### THE TASK
Leave out the pictures and copy everything else in the entries exactly.

** BEGIN RAW RECORDS **

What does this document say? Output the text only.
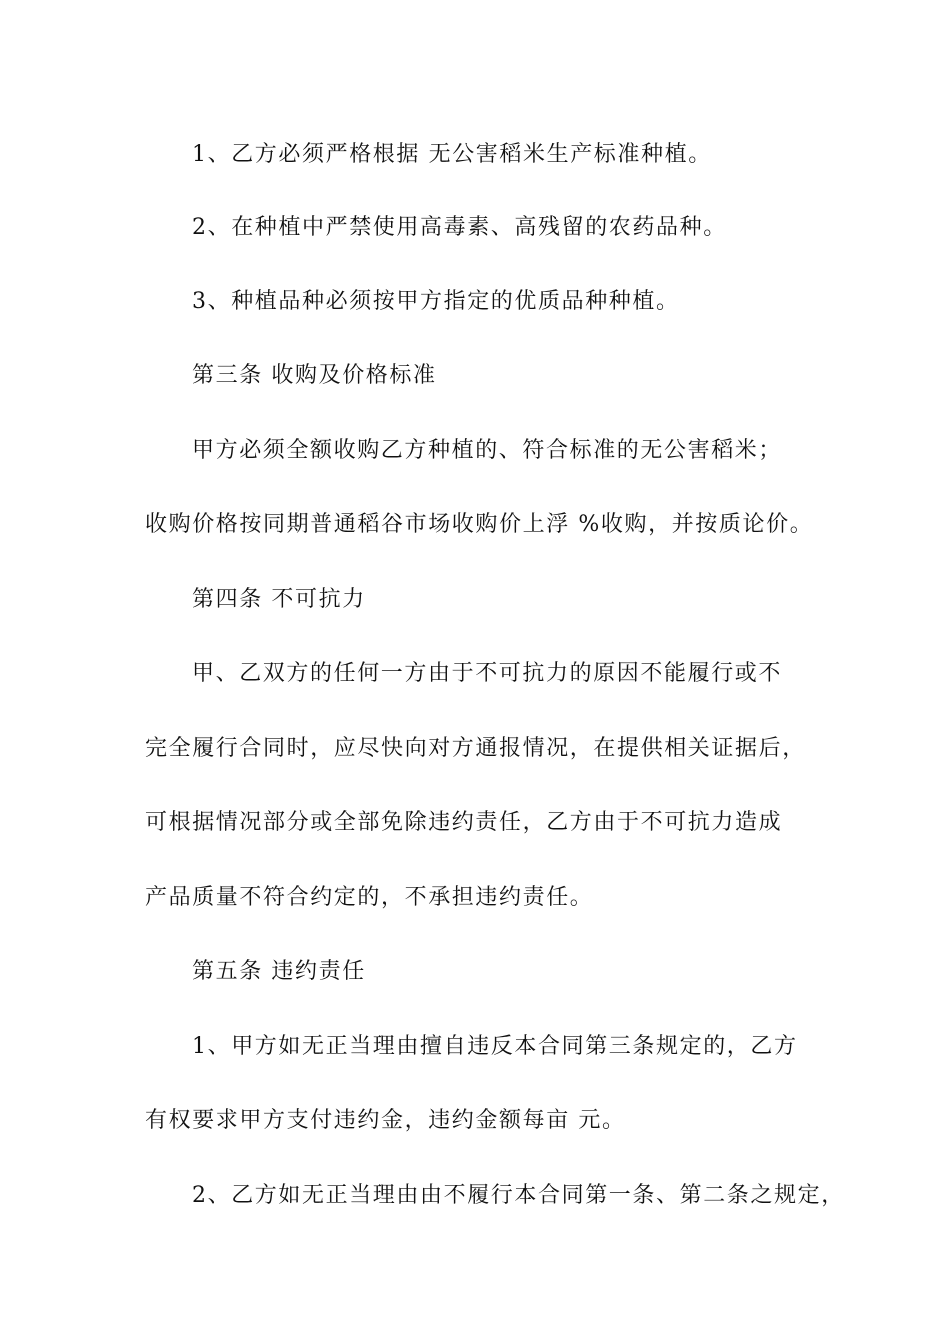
1、乙方必须严格根据 无公害稻米生产标准种植。
2、在种植中严禁使用高毒素、高残留的农药品种。
3、种植品种必须按甲方指定的优质品种种植。
第三条 收购及价格标准
甲方必须全额收购乙方种植的、符合标准的无公害稻米；
收购价格按同期普通稻谷市场收购价上浮 %收购，并按质论价。
第四条 不可抗力
甲、乙双方的任何一方由于不可抗力的原因不能履行或不
完全履行合同时，应尽快向对方通报情况，在提供相关证据后，
可根据情况部分或全部免除违约责任，乙方由于不可抗力造成
产品质量不符合约定的，不承担违约责任。
第五条 违约责任
1、甲方如无正当理由擅自违反本合同第三条规定的，乙方
有权要求甲方支付违约金，违约金额每亩 元。
2、乙方如无正当理由由不履行本合同第一条、第二条之规定，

** END RAW RECORDS **

### EXPECTED OUTPUT
What does this document say? Output the text only.
1、乙方必须严格根据 无公害稻米生产标准种植。
2、在种植中严禁使用高毒素、高残留的农药品种。
3、种植品种必须按甲方指定的优质品种种植。
第三条 收购及价格标准
甲方必须全额收购乙方种植的、符合标准的无公害稻米；
收购价格按同期普通稻谷市场收购价上浮 %收购，并按质论价。
第四条 不可抗力
甲、乙双方的任何一方由于不可抗力的原因不能履行或不
完全履行合同时，应尽快向对方通报情况，在提供相关证据后，
可根据情况部分或全部免除违约责任，乙方由于不可抗力造成
产品质量不符合约定的，不承担违约责任。
第五条 违约责任
1、甲方如无正当理由擅自违反本合同第三条规定的，乙方
有权要求甲方支付违约金，违约金额每亩 元。
2、乙方如无正当理由由不履行本合同第一条、第二条之规定，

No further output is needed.